[start SUPPLIED ENTRIES]

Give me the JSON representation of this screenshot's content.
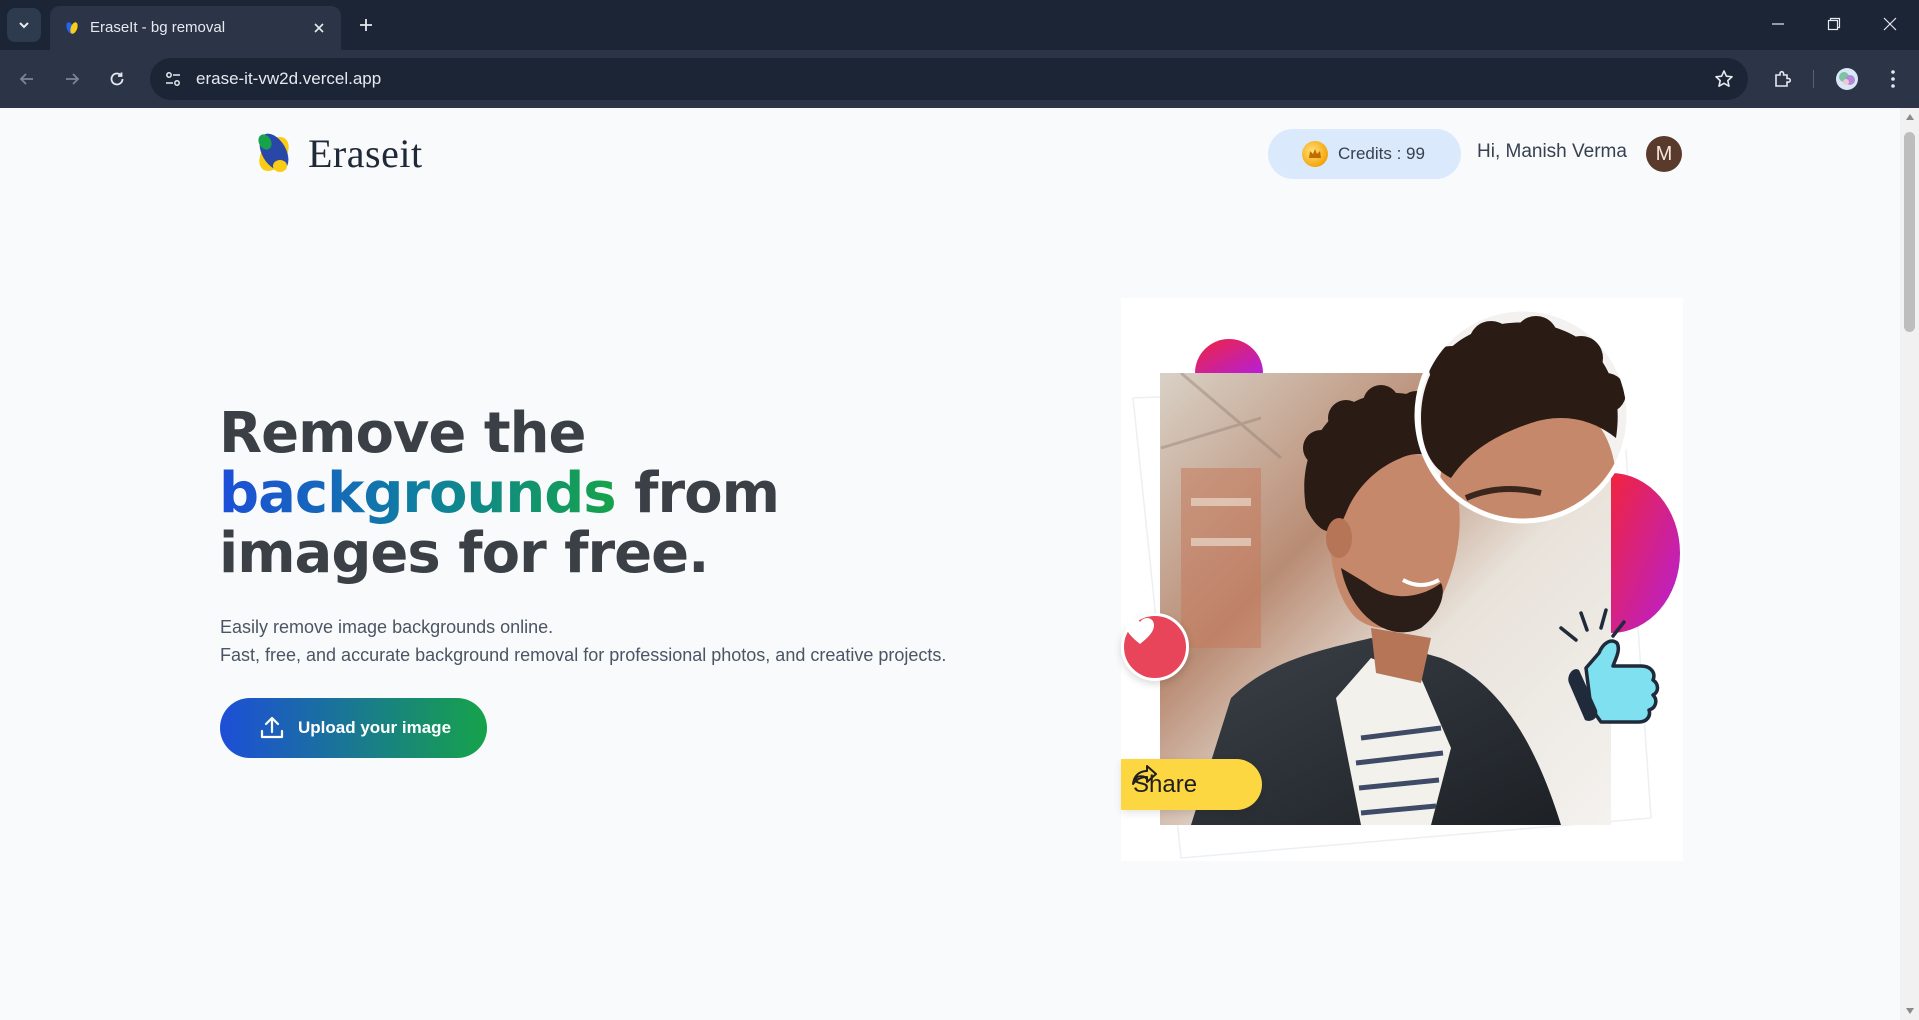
{
  "browser": {
    "tab_title": "EraseIt - bg removal",
    "url": "erase-it-vw2d.vercel.app"
  },
  "header": {
    "brand": "Eraseit",
    "credits": "Credits : 99",
    "greeting": "Hi, Manish Verma",
    "avatar_initial": "M"
  },
  "hero": {
    "title_line1": "Remove the",
    "title_highlight": "backgrounds",
    "title_line2_rest": " from",
    "title_line3": "images for free.",
    "subtitle_line1": "Easily remove image backgrounds online.",
    "subtitle_line2": "Fast, free, and accurate background removal for professional photos, and creative projects.",
    "upload_label": "Upload your image"
  },
  "illustration": {
    "share_label": "Share"
  },
  "colors": {
    "brand_gradient_start": "#1d4ed8",
    "brand_gradient_end": "#16a34a",
    "credits_bg": "#dbe9fd",
    "heart": "#e8455b",
    "share": "#fcd742"
  }
}
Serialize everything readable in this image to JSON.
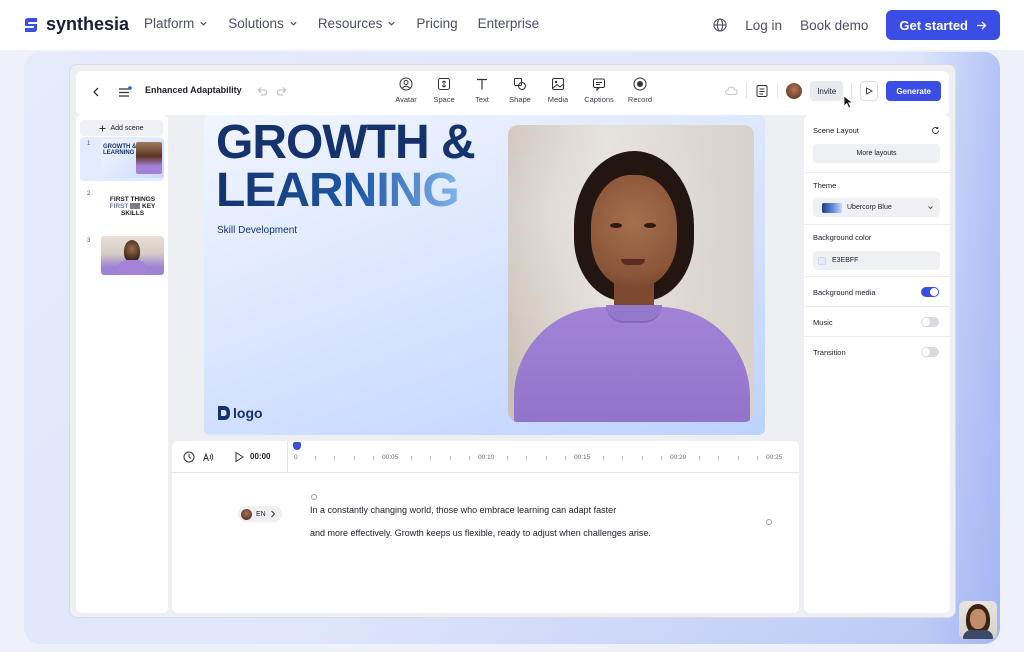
{
  "nav": {
    "brand": "synthesia",
    "links": [
      "Platform",
      "Solutions",
      "Resources",
      "Pricing",
      "Enterprise"
    ],
    "login": "Log in",
    "book_demo": "Book demo",
    "cta": "Get started"
  },
  "editor": {
    "project_title": "Enhanced Adaptability",
    "tools": [
      "Avatar",
      "Space",
      "Text",
      "Shape",
      "Media",
      "Captions",
      "Record"
    ],
    "invite": "Invite",
    "generate": "Generate",
    "add_scene": "Add scene",
    "scenes": [
      {
        "num": "1",
        "title_line1": "GROWTH &",
        "title_line2": "LEARNING"
      },
      {
        "num": "2",
        "title_line1": "FIRST THINGS",
        "title_line2": "FIRST",
        "title_line3": "KEY",
        "title_line4": "SKILLS"
      },
      {
        "num": "3"
      }
    ],
    "canvas": {
      "title_line1": "GROWTH &",
      "title_line2": "LEARNING",
      "subtitle": "Skill Development",
      "logo_text": "logo"
    },
    "timeline": {
      "current_time": "00:00",
      "labels": [
        "0",
        "00:05",
        "00:10",
        "00:15",
        "00:20",
        "00:25"
      ]
    },
    "script": {
      "language": "EN",
      "line1": "In a constantly changing world, those who embrace learning can adapt faster",
      "line2": "and more effectively. Growth keeps us flexible, ready to adjust when challenges arise."
    },
    "panel": {
      "scene_layout": "Scene Layout",
      "more_layouts": "More layouts",
      "theme_label": "Theme",
      "theme_value": "Ubercorp Blue",
      "bg_color_label": "Background color",
      "bg_color_value": "E3EBFF",
      "bg_media_label": "Background media",
      "bg_media_on": true,
      "music_label": "Music",
      "music_on": false,
      "transition_label": "Transition",
      "transition_on": false
    }
  },
  "colors": {
    "accent": "#3a4de4",
    "title_navy": "#14326b",
    "canvas_bg": "#E3EBFF",
    "sweater": "#a283d8"
  }
}
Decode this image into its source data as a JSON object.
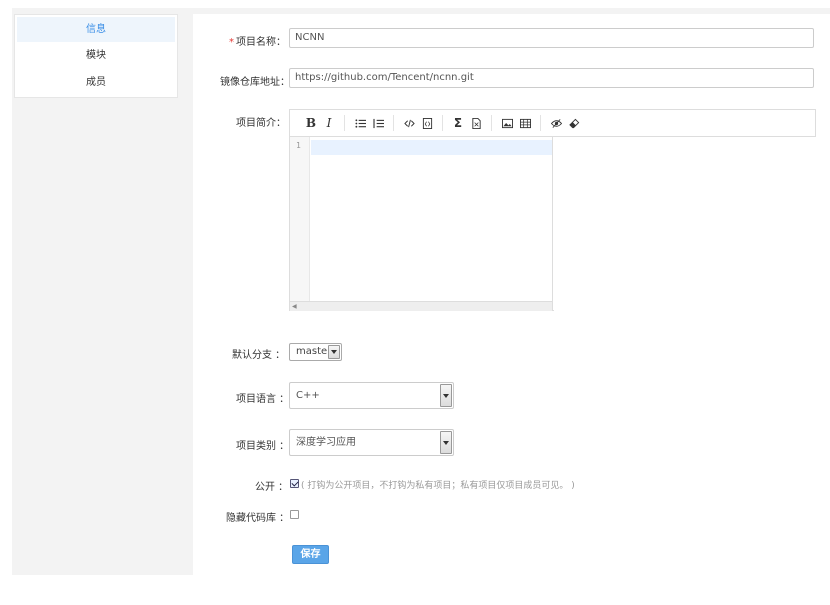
{
  "sidebar": {
    "items": [
      {
        "label": "信息",
        "active": true
      },
      {
        "label": "模块",
        "active": false
      },
      {
        "label": "成员",
        "active": false
      }
    ]
  },
  "form": {
    "required_mark": "*",
    "project_name": {
      "label": "项目名称：",
      "value": "NCNN"
    },
    "mirror_repo": {
      "label": "镜像仓库地址：",
      "value": "https://github.com/Tencent/ncnn.git"
    },
    "intro": {
      "label": "项目简介：",
      "line_number": "1",
      "toolbar": {
        "bold": "B",
        "italic": "I",
        "sigma": "Σ"
      }
    },
    "default_branch": {
      "label": "默认分支 ：",
      "value": "master"
    },
    "language": {
      "label": "项目语言 ：",
      "value": "C++"
    },
    "category": {
      "label": "项目类别 ：",
      "value": "深度学习应用"
    },
    "public": {
      "label": "公开 ：",
      "checked": true,
      "hint": "( 打钩为公开项目，不打钩为私有项目；私有项目仅项目成员可见。 )"
    },
    "hide_repo": {
      "label": "隐藏代码库 ：",
      "checked": false
    },
    "save_label": "保存"
  },
  "colors": {
    "accent": "#3a8ee6",
    "save_button": "#5aa5e8",
    "required": "#e53935"
  }
}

[end SUPPLIED ENTRIES]

» WHAT THE TASK ASKS
Go through the entries above and output them exactly, without pictures.

» THE OUTPUT
Give me the JSON representation of this screenshot's content.
{
  "browser": {
    "tab_title": "EraseIt - bg removal",
    "url": "erase-it-vw2d.vercel.app"
  },
  "header": {
    "brand": "Eraseit",
    "credits": "Credits : 99",
    "greeting": "Hi, Manish Verma",
    "avatar_initial": "M"
  },
  "hero": {
    "title_line1": "Remove the",
    "title_highlight": "backgrounds",
    "title_line2_rest": " from",
    "title_line3": "images for free.",
    "subtitle_line1": "Easily remove image backgrounds online.",
    "subtitle_line2": "Fast, free, and accurate background removal for professional photos, and creative projects.",
    "upload_label": "Upload your image"
  },
  "illustration": {
    "share_label": "Share"
  },
  "colors": {
    "brand_gradient_start": "#1d4ed8",
    "brand_gradient_end": "#16a34a",
    "credits_bg": "#dbe9fd",
    "heart": "#e8455b",
    "share": "#fcd742"
  }
}
Serialize everything readable in this image to JSON.
{
  "nav": {
    "brand": "synthesia",
    "links": [
      "Platform",
      "Solutions",
      "Resources",
      "Pricing",
      "Enterprise"
    ],
    "login": "Log in",
    "book_demo": "Book demo",
    "cta": "Get started"
  },
  "editor": {
    "project_title": "Enhanced Adaptability",
    "tools": [
      "Avatar",
      "Space",
      "Text",
      "Shape",
      "Media",
      "Captions",
      "Record"
    ],
    "invite": "Invite",
    "generate": "Generate",
    "add_scene": "Add scene",
    "scenes": [
      {
        "num": "1",
        "title_line1": "GROWTH &",
        "title_line2": "LEARNING"
      },
      {
        "num": "2",
        "title_line1": "FIRST THINGS",
        "title_line2": "FIRST",
        "title_line3": "KEY",
        "title_line4": "SKILLS"
      },
      {
        "num": "3"
      }
    ],
    "canvas": {
      "title_line1": "GROWTH &",
      "title_line2": "LEARNING",
      "subtitle": "Skill Development",
      "logo_text": "logo"
    },
    "timeline": {
      "current_time": "00:00",
      "labels": [
        "0",
        "00:05",
        "00:10",
        "00:15",
        "00:20",
        "00:25"
      ]
    },
    "script": {
      "language": "EN",
      "line1": "In a constantly changing world, those who embrace learning can adapt faster",
      "line2": "and more effectively. Growth keeps us flexible, ready to adjust when challenges arise."
    },
    "panel": {
      "scene_layout": "Scene Layout",
      "more_layouts": "More layouts",
      "theme_label": "Theme",
      "theme_value": "Ubercorp Blue",
      "bg_color_label": "Background color",
      "bg_color_value": "E3EBFF",
      "bg_media_label": "Background media",
      "bg_media_on": true,
      "music_label": "Music",
      "music_on": false,
      "transition_label": "Transition",
      "transition_on": false
    }
  },
  "colors": {
    "accent": "#3a4de4",
    "title_navy": "#14326b",
    "canvas_bg": "#E3EBFF",
    "sweater": "#a283d8"
  }
}
Decode this image into its source data as a JSON object.
{
  "sidebar": {
    "items": [
      {
        "label": "信息",
        "active": true
      },
      {
        "label": "模块",
        "active": false
      },
      {
        "label": "成员",
        "active": false
      }
    ]
  },
  "form": {
    "required_mark": "*",
    "project_name": {
      "label": "项目名称：",
      "value": "NCNN"
    },
    "mirror_repo": {
      "label": "镜像仓库地址：",
      "value": "https://github.com/Tencent/ncnn.git"
    },
    "intro": {
      "label": "项目简介：",
      "line_number": "1",
      "toolbar": {
        "bold": "B",
        "italic": "I",
        "sigma": "Σ"
      }
    },
    "default_branch": {
      "label": "默认分支 ：",
      "value": "master"
    },
    "language": {
      "label": "项目语言 ：",
      "value": "C++"
    },
    "category": {
      "label": "项目类别 ：",
      "value": "深度学习应用"
    },
    "public": {
      "label": "公开 ：",
      "checked": true,
      "hint": "( 打钩为公开项目，不打钩为私有项目；私有项目仅项目成员可见。 )"
    },
    "hide_repo": {
      "label": "隐藏代码库 ：",
      "checked": false
    },
    "save_label": "保存"
  },
  "colors": {
    "accent": "#3a8ee6",
    "save_button": "#5aa5e8",
    "required": "#e53935"
  }
}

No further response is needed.